| To be done |
All of the data should be output character for character, except the pictures.

| Data for this exercise |
· · · · · · ·
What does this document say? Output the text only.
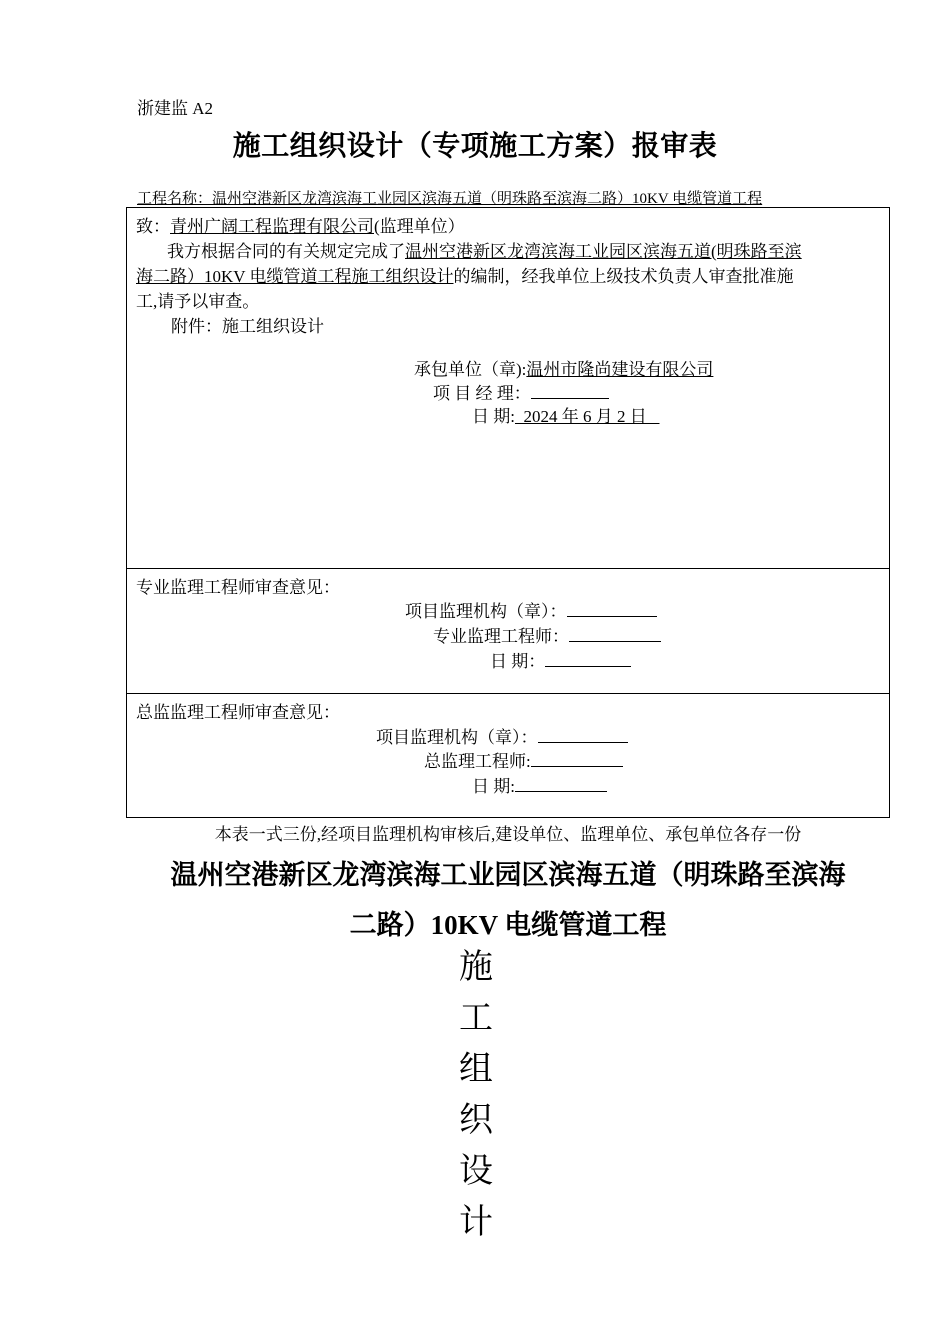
浙建监 A2
施工组织设计（专项施工方案）报审表
工程名称：温州空港新区龙湾滨海工业园区滨海五道（明珠路至滨海二路）10KV 电缆管道工程
致：青州广阔工程监理有限公司(监理单位）
我方根据合同的有关规定完成了温州空港新区龙湾滨海工业园区滨海五道(明珠路至滨
海二路）10KV 电缆管道工程施工组织设计的编制，经我单位上级技术负责人审查批准施
工,请予以审查。
附件：施工组织设计
承包单位（章):温州市隆尚建设有限公司
项 目 经 理：
日 期:  2024 年 6 月 2 日
专业监理工程师审查意见：
项目监理机构（章）：
专业监理工程师：
日 期：
总监监理工程师审查意见：
项目监理机构（章）：
总监理工程师:
日 期:
本表一式三份,经项目监理机构审核后,建设单位、监理单位、承包单位各存一份
温州空港新区龙湾滨海工业园区滨海五道（明珠路至滨海
二路）10KV 电缆管道工程
施
工
组
织
设
计
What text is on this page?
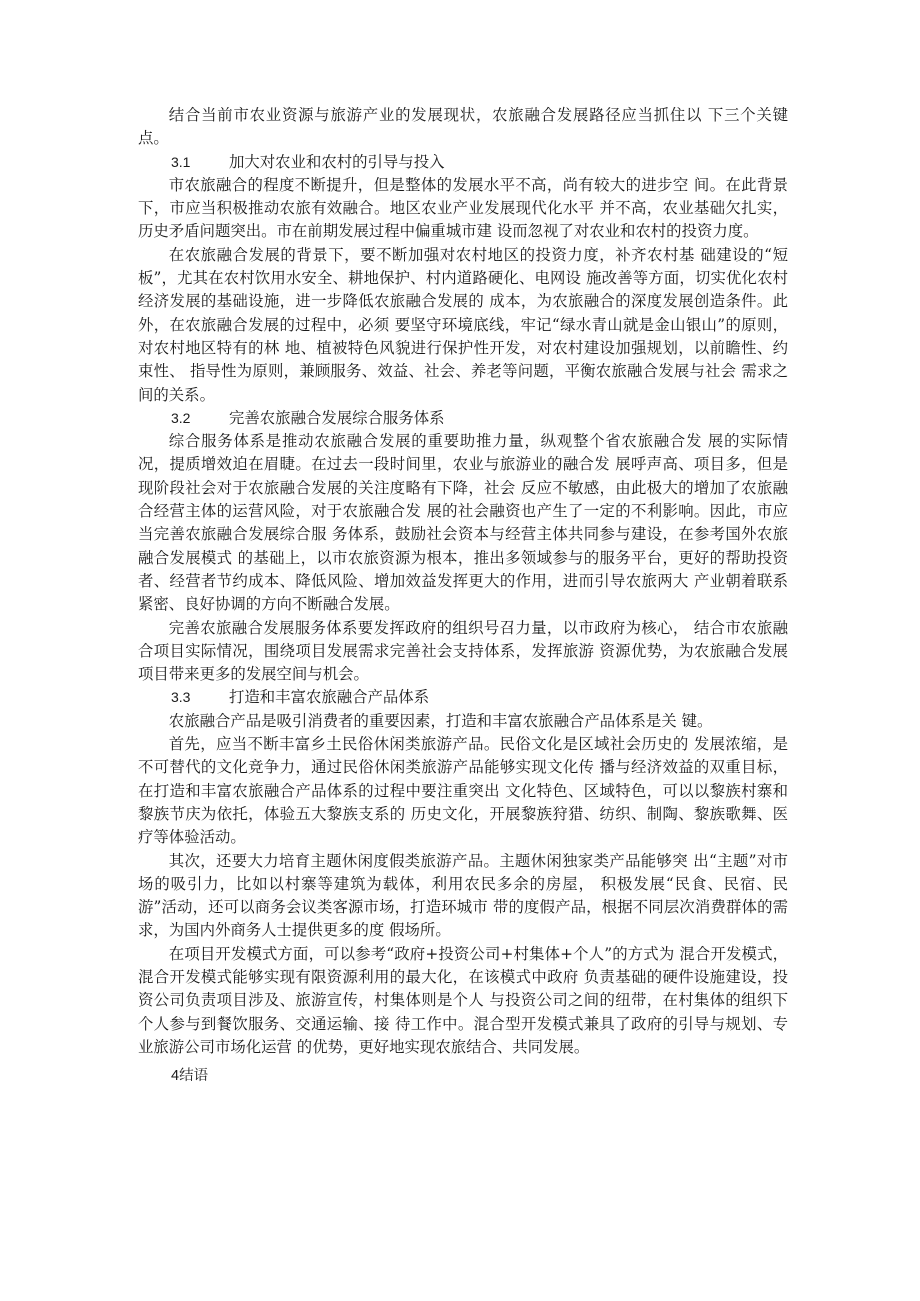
结合当前市农业资源与旅游产业的发展现状，农旅融合发展路径应当抓住以 下三个关键点。

3.1	加大对农业和农村的引导与投入

市农旅融合的程度不断提升，但是整体的发展水平不高，尚有较大的进步空 间。在此背景下，市应当积极推动农旅有效融合。地区农业产业发展现代化水平 并不高，农业基础欠扎实，历史矛盾问题突出。市在前期发展过程中偏重城市建 设而忽视了对农业和农村的投资力度。

在农旅融合发展的背景下，要不断加强对农村地区的投资力度，补齐农村基 础建设的“短板”，尤其在农村饮用水安全、耕地保护、村内道路硬化、电网设 施改善等方面，切实优化农村经济发展的基础设施，进一步降低农旅融合发展的 成本，为农旅融合的深度发展创造条件。此外，在农旅融合发展的过程中，必须 要坚守环境底线，牢记“绿水青山就是金山银山”的原则，对农村地区特有的林 地、植被特色风貌进行保护性开发，对农村建设加强规划，以前瞻性、约束性、 指导性为原则，兼顾服务、效益、社会、养老等问题，平衡农旅融合发展与社会 需求之间的关系。

3.2	完善农旅融合发展综合服务体系

综合服务体系是推动农旅融合发展的重要助推力量，纵观整个省农旅融合发 展的实际情况，提质增效迫在眉睫。在过去一段时间里，农业与旅游业的融合发 展呼声高、项目多，但是现阶段社会对于农旅融合发展的关注度略有下降，社会 反应不敏感，由此极大的增加了农旅融合经营主体的运营风险，对于农旅融合发 展的社会融资也产生了一定的不利影响。因此，市应当完善农旅融合发展综合服 务体系，鼓励社会资本与经营主体共同参与建设，在参考国外农旅融合发展模式 的基础上，以市农旅资源为根本，推出多领域参与的服务平台，更好的帮助投资 者、经营者节约成本、降低风险、增加效益发挥更大的作用，进而引导农旅两大 产业朝着联系紧密、良好协调的方向不断融合发展。

完善农旅融合发展服务体系要发挥政府的组织号召力量，以市政府为核心， 结合市农旅融合项目实际情况，围绕项目发展需求完善社会支持体系，发挥旅游 资源优势，为农旅融合发展项目带来更多的发展空间与机会。

3.3	打造和丰富农旅融合产品体系

农旅融合产品是吸引消费者的重要因素，打造和丰富农旅融合产品体系是关 键。

首先，应当不断丰富乡土民俗休闲类旅游产品。民俗文化是区域社会历史的 发展浓缩，是不可替代的文化竞争力，通过民俗休闲类旅游产品能够实现文化传 播与经济效益的双重目标，在打造和丰富农旅融合产品体系的过程中要注重突出 文化特色、区域特色，可以以黎族村寨和黎族节庆为依托，体验五大黎族支系的 历史文化，开展黎族狩猎、纺织、制陶、黎族歌舞、医疗等体验活动。

其次，还要大力培育主题休闲度假类旅游产品。主题休闲独家类产品能够突 出“主题”对市场的吸引力，比如以村寨等建筑为载体，利用农民多余的房屋， 积极发展“民食、民宿、民游”活动，还可以商务会议类客源市场，打造环城市 带的度假产品，根据不同层次消费群体的需求，为国内外商务人士提供更多的度 假场所。

在项目开发模式方面，可以参考“政府+投资公司+村集体+个人”的方式为 混合开发模式，混合开发模式能够实现有限资源利用的最大化，在该模式中政府 负责基础的硬件设施建设，投资公司负责项目涉及、旅游宣传，村集体则是个人 与投资公司之间的纽带，在村集体的组织下个人参与到餐饮服务、交通运输、接 待工作中。混合型开发模式兼具了政府的引导与规划、专业旅游公司市场化运营 的优势，更好地实现农旅结合、共同发展。

4结语
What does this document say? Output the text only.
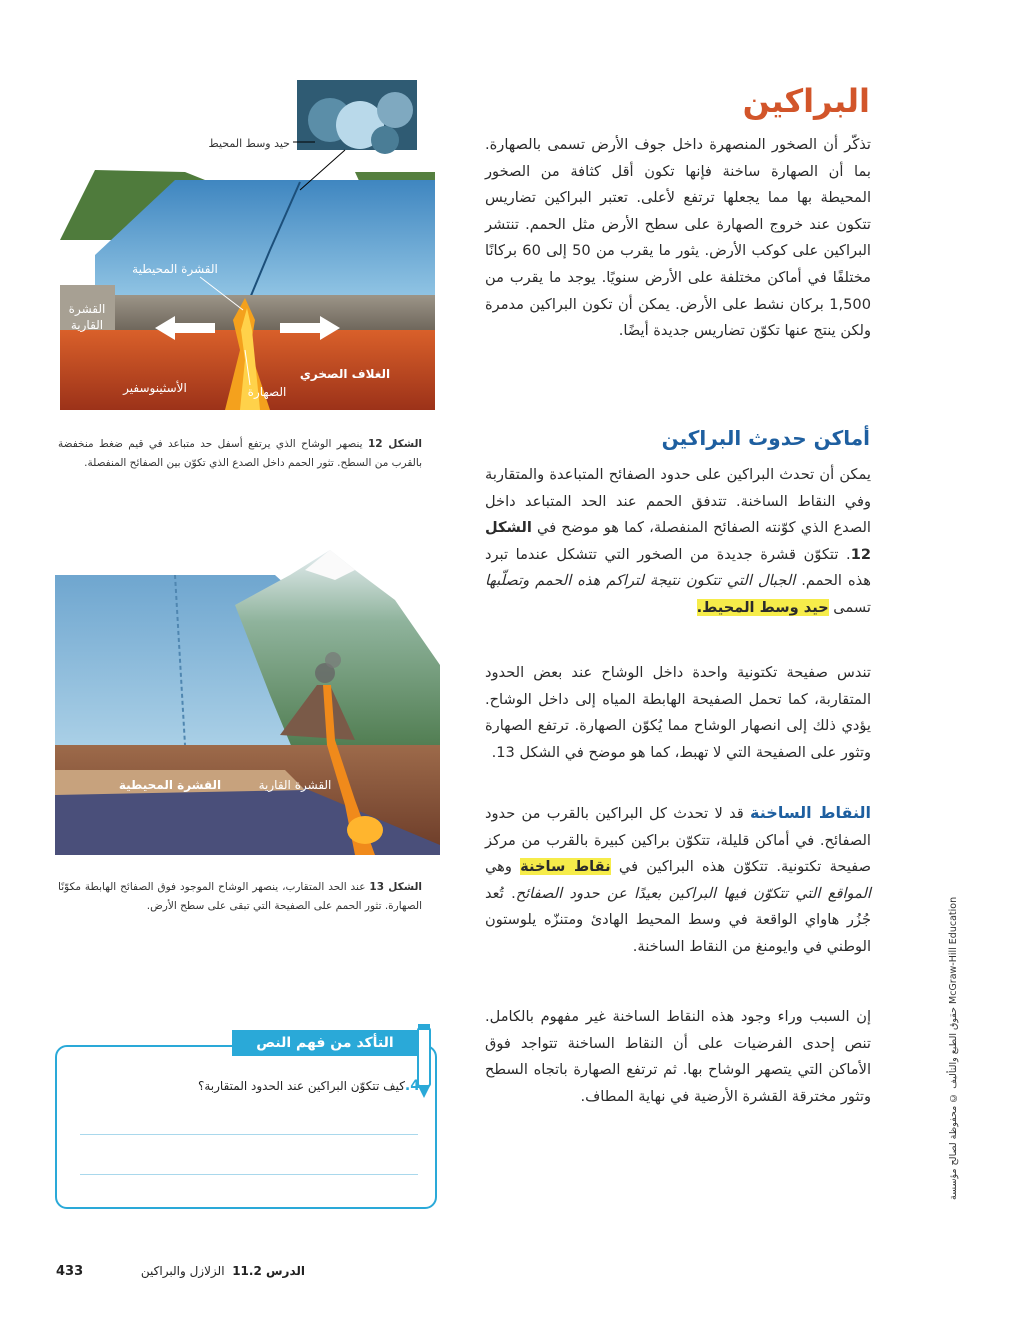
البراكين
تذكّر أن الصخور المنصهرة داخل جوف الأرض تسمى بالصهارة. بما أن الصهارة ساخنة فإنها تكون أقل كثافة من الصخور المحيطة بها مما يجعلها ترتفع لأعلى. تعتبر البراكين تضاريس تتكون عند خروج الصهارة على سطح الأرض مثل الحمم. تنتشر البراكين على كوكب الأرض. يثور ما يقرب من 50 إلى 60 بركانًا مختلفًا في أماكن مختلفة على الأرض سنويًا. يوجد ما يقرب من 1,500 بركان نشط على الأرض. يمكن أن تكون البراكين مدمرة ولكن ينتج عنها تكوّن تضاريس جديدة أيضًا.
أماكن حدوث البراكين
يمكن أن تحدث البراكين على حدود الصفائح المتباعدة والمتقاربة وفي النقاط الساخنة. تتدفق الحمم عند الحد المتباعد داخل الصدع الذي كوّنته الصفائح المنفصلة، كما هو موضح في الشكل 12. تتكوّن قشرة جديدة من الصخور التي تتشكل عندما تبرد هذه الحمم. الجبال التي تتكون نتيجة لتراكم هذه الحمم وتصلّبها تسمى حيد وسط المحيط.
تندس صفيحة تكتونية واحدة داخل الوشاح عند بعض الحدود المتقاربة، كما تحمل الصفيحة الهابطة المياه إلى داخل الوشاح. يؤدي ذلك إلى انصهار الوشاح مما يُكوّن الصهارة. ترتفع الصهارة وتثور على الصفيحة التي لا تهبط، كما هو موضح في الشكل 13.
النقاط الساخنة قد لا تحدث كل البراكين بالقرب من حدود الصفائح. في أماكن قليلة، تتكوّن براكين كبيرة بالقرب من مركز صفيحة تكتونية. تتكوّن هذه البراكين في نقاط ساخنة وهي المواقع التي تتكوّن فيها البراكين بعيدًا عن حدود الصفائح. تُعد جُزُر هاواي الواقعة في وسط المحيط الهادئ ومتنزّه يلوستون الوطني في وايومنغ من النقاط الساخنة.
إن السبب وراء وجود هذه النقاط الساخنة غير مفهوم بالكامل. تنص إحدى الفرضيات على أن النقاط الساخنة تتواجد فوق الأماكن التي يتصهر الوشاح بها. ثم ترتفع الصهارة باتجاه السطح وتثور مخترقة القشرة الأرضية في نهاية المطاف.
حيد وسط المحيط
القشرة المحيطية
القشرة
القارية
الغلاف الصخري
الأسثينوسفير	الصهارة
الشكل 12 ينصهر الوشاح الذي يرتفع أسفل حد متباعد في قيم ضغط منخفضة بالقرب من السطح. تثور الحمم داخل الصدع الذي تكوّن بين الصفائح المنفصلة.
القشرة المحيطية	القشرة القارية
الشكل 13 عند الحد المتقارب، ينصهر الوشاح الموجود فوق الصفائح الهابطة مكوّنًا الصهارة. تثور الحمم على الصفيحة التي تبقى على سطح الأرض.
التأكد من فهم النص
4.كيف تتكوّن البراكين عند الحدود المتقاربة؟	حقوق الطبع والتأليف © محفوظة لصالح مؤسسة McGraw-Hill Education
433	الدرس 11.2  الزلازل والبراكين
· · · · · · ·
| Finished answer |
What does this document say? Output the text only.
浙建监 A2
施工组织设计（专项施工方案）报审表
工程名称：温州空港新区龙湾滨海工业园区滨海五道（明珠路至滨海二路）10KV 电缆管道工程
致：青州广阔工程监理有限公司(监理单位）
我方根据合同的有关规定完成了温州空港新区龙湾滨海工业园区滨海五道(明珠路至滨
海二路）10KV 电缆管道工程施工组织设计的编制，经我单位上级技术负责人审查批准施
工,请予以审查。
附件：施工组织设计
承包单位（章):温州市隆尚建设有限公司
项 目 经 理：
日 期:  2024 年 6 月 2 日
专业监理工程师审查意见：
项目监理机构（章）：
专业监理工程师：
日 期：
总监监理工程师审查意见：
项目监理机构（章）：
总监理工程师:
日 期:
本表一式三份,经项目监理机构审核后,建设单位、监理单位、承包单位各存一份
温州空港新区龙湾滨海工业园区滨海五道（明珠路至滨海
二路）10KV 电缆管道工程
施
工
组
织
设
计
What text is on this page?
结合当前市农业资源与旅游产业的发展现状，农旅融合发展路径应当抓住以 下三个关键点。

3.1	加大对农业和农村的引导与投入

市农旅融合的程度不断提升，但是整体的发展水平不高，尚有较大的进步空 间。在此背景下，市应当积极推动农旅有效融合。地区农业产业发展现代化水平 并不高，农业基础欠扎实，历史矛盾问题突出。市在前期发展过程中偏重城市建 设而忽视了对农业和农村的投资力度。

在农旅融合发展的背景下，要不断加强对农村地区的投资力度，补齐农村基 础建设的“短板”，尤其在农村饮用水安全、耕地保护、村内道路硬化、电网设 施改善等方面，切实优化农村经济发展的基础设施，进一步降低农旅融合发展的 成本，为农旅融合的深度发展创造条件。此外，在农旅融合发展的过程中，必须 要坚守环境底线，牢记“绿水青山就是金山银山”的原则，对农村地区特有的林 地、植被特色风貌进行保护性开发，对农村建设加强规划，以前瞻性、约束性、 指导性为原则，兼顾服务、效益、社会、养老等问题，平衡农旅融合发展与社会 需求之间的关系。

3.2	完善农旅融合发展综合服务体系

综合服务体系是推动农旅融合发展的重要助推力量，纵观整个省农旅融合发 展的实际情况，提质增效迫在眉睫。在过去一段时间里，农业与旅游业的融合发 展呼声高、项目多，但是现阶段社会对于农旅融合发展的关注度略有下降，社会 反应不敏感，由此极大的增加了农旅融合经营主体的运营风险，对于农旅融合发 展的社会融资也产生了一定的不利影响。因此，市应当完善农旅融合发展综合服 务体系，鼓励社会资本与经营主体共同参与建设，在参考国外农旅融合发展模式 的基础上，以市农旅资源为根本，推出多领域参与的服务平台，更好的帮助投资 者、经营者节约成本、降低风险、增加效益发挥更大的作用，进而引导农旅两大 产业朝着联系紧密、良好协调的方向不断融合发展。

完善农旅融合发展服务体系要发挥政府的组织号召力量，以市政府为核心， 结合市农旅融合项目实际情况，围绕项目发展需求完善社会支持体系，发挥旅游 资源优势，为农旅融合发展项目带来更多的发展空间与机会。

3.3	打造和丰富农旅融合产品体系

农旅融合产品是吸引消费者的重要因素，打造和丰富农旅融合产品体系是关 键。

首先，应当不断丰富乡土民俗休闲类旅游产品。民俗文化是区域社会历史的 发展浓缩，是不可替代的文化竞争力，通过民俗休闲类旅游产品能够实现文化传 播与经济效益的双重目标，在打造和丰富农旅融合产品体系的过程中要注重突出 文化特色、区域特色，可以以黎族村寨和黎族节庆为依托，体验五大黎族支系的 历史文化，开展黎族狩猎、纺织、制陶、黎族歌舞、医疗等体验活动。

其次，还要大力培育主题休闲度假类旅游产品。主题休闲独家类产品能够突 出“主题”对市场的吸引力，比如以村寨等建筑为载体，利用农民多余的房屋， 积极发展“民食、民宿、民游”活动，还可以商务会议类客源市场，打造环城市 带的度假产品，根据不同层次消费群体的需求，为国内外商务人士提供更多的度 假场所。

在项目开发模式方面，可以参考“政府+投资公司+村集体+个人”的方式为 混合开发模式，混合开发模式能够实现有限资源利用的最大化，在该模式中政府 负责基础的硬件设施建设，投资公司负责项目涉及、旅游宣传，村集体则是个人 与投资公司之间的纽带，在村集体的组织下个人参与到餐饮服务、交通运输、接 待工作中。混合型开发模式兼具了政府的引导与规划、专业旅游公司市场化运营 的优势，更好地实现农旅结合、共同发展。

4结语
What does this document say? Output the text only.
البراكين
تذكّر أن الصخور المنصهرة داخل جوف الأرض تسمى بالصهارة. بما أن الصهارة ساخنة فإنها تكون أقل كثافة من الصخور المحيطة بها مما يجعلها ترتفع لأعلى. تعتبر البراكين تضاريس تتكون عند خروج الصهارة على سطح الأرض مثل الحمم. تنتشر البراكين على كوكب الأرض. يثور ما يقرب من 50 إلى 60 بركانًا مختلفًا في أماكن مختلفة على الأرض سنويًا. يوجد ما يقرب من 1,500 بركان نشط على الأرض. يمكن أن تكون البراكين مدمرة ولكن ينتج عنها تكوّن تضاريس جديدة أيضًا.
أماكن حدوث البراكين
يمكن أن تحدث البراكين على حدود الصفائح المتباعدة والمتقاربة وفي النقاط الساخنة. تتدفق الحمم عند الحد المتباعد داخل الصدع الذي كوّنته الصفائح المنفصلة، كما هو موضح في الشكل 12. تتكوّن قشرة جديدة من الصخور التي تتشكل عندما تبرد هذه الحمم. الجبال التي تتكون نتيجة لتراكم هذه الحمم وتصلّبها تسمى حيد وسط المحيط.
تندس صفيحة تكتونية واحدة داخل الوشاح عند بعض الحدود المتقاربة، كما تحمل الصفيحة الهابطة المياه إلى داخل الوشاح. يؤدي ذلك إلى انصهار الوشاح مما يُكوّن الصهارة. ترتفع الصهارة وتثور على الصفيحة التي لا تهبط، كما هو موضح في الشكل 13.
النقاط الساخنة قد لا تحدث كل البراكين بالقرب من حدود الصفائح. في أماكن قليلة، تتكوّن براكين كبيرة بالقرب من مركز صفيحة تكتونية. تتكوّن هذه البراكين في نقاط ساخنة وهي المواقع التي تتكوّن فيها البراكين بعيدًا عن حدود الصفائح. تُعد جُزُر هاواي الواقعة في وسط المحيط الهادئ ومتنزّه يلوستون الوطني في وايومنغ من النقاط الساخنة.
إن السبب وراء وجود هذه النقاط الساخنة غير مفهوم بالكامل. تنص إحدى الفرضيات على أن النقاط الساخنة تتواجد فوق الأماكن التي يتصهر الوشاح بها. ثم ترتفع الصهارة باتجاه السطح وتثور مخترقة القشرة الأرضية في نهاية المطاف.
حيد وسط المحيط
القشرة المحيطية
القشرة
القارية
الغلاف الصخري
الأسثينوسفير	الصهارة
الشكل 12 ينصهر الوشاح الذي يرتفع أسفل حد متباعد في قيم ضغط منخفضة بالقرب من السطح. تثور الحمم داخل الصدع الذي تكوّن بين الصفائح المنفصلة.
القشرة المحيطية	القشرة القارية
الشكل 13 عند الحد المتقارب، ينصهر الوشاح الموجود فوق الصفائح الهابطة مكوّنًا الصهارة. تثور الحمم على الصفيحة التي تبقى على سطح الأرض.
التأكد من فهم النص
4.كيف تتكوّن البراكين عند الحدود المتقاربة؟	حقوق الطبع والتأليف © محفوظة لصالح مؤسسة McGraw-Hill Education
433	الدرس 11.2  الزلازل والبراكين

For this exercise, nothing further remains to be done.